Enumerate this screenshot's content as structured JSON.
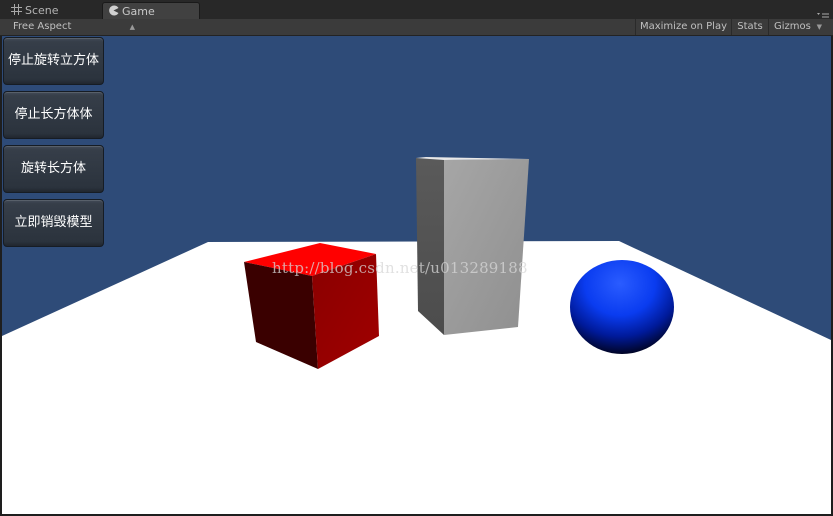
{
  "tabs": [
    {
      "label": "Scene",
      "icon": "grid-icon"
    },
    {
      "label": "Game",
      "icon": "pacman-icon"
    }
  ],
  "toolbar": {
    "aspect_label": "Free Aspect",
    "maximize_label": "Maximize on Play",
    "stats_label": "Stats",
    "gizmos_label": "Gizmos"
  },
  "gui_buttons": [
    {
      "label": "停止旋转立方体"
    },
    {
      "label": "停止长方体体"
    },
    {
      "label": "旋转长方体"
    },
    {
      "label": "立即销毁模型"
    }
  ],
  "watermark": "http://blog.csdn.net/u013289188",
  "colors": {
    "sky": "#2e4b78",
    "ground": "#ffffff",
    "cube_red": "#ff0000",
    "box_gray": "#9a9a9a",
    "sphere_blue": "#0044ff",
    "button_text": "#ffffff"
  }
}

====

Instruction - Omit the pictures. Transcribe every record exactly.

Output for this task -
Enumerate this screenshot's content as structured JSON.
{
  "tabs": [
    {
      "label": "Scene",
      "icon": "grid-icon"
    },
    {
      "label": "Game",
      "icon": "pacman-icon"
    }
  ],
  "toolbar": {
    "aspect_label": "Free Aspect",
    "maximize_label": "Maximize on Play",
    "stats_label": "Stats",
    "gizmos_label": "Gizmos"
  },
  "gui_buttons": [
    {
      "label": "停止旋转立方体"
    },
    {
      "label": "停止长方体体"
    },
    {
      "label": "旋转长方体"
    },
    {
      "label": "立即销毁模型"
    }
  ],
  "watermark": "http://blog.csdn.net/u013289188",
  "colors": {
    "sky": "#2e4b78",
    "ground": "#ffffff",
    "cube_red": "#ff0000",
    "box_gray": "#9a9a9a",
    "sphere_blue": "#0044ff",
    "button_text": "#ffffff"
  }
}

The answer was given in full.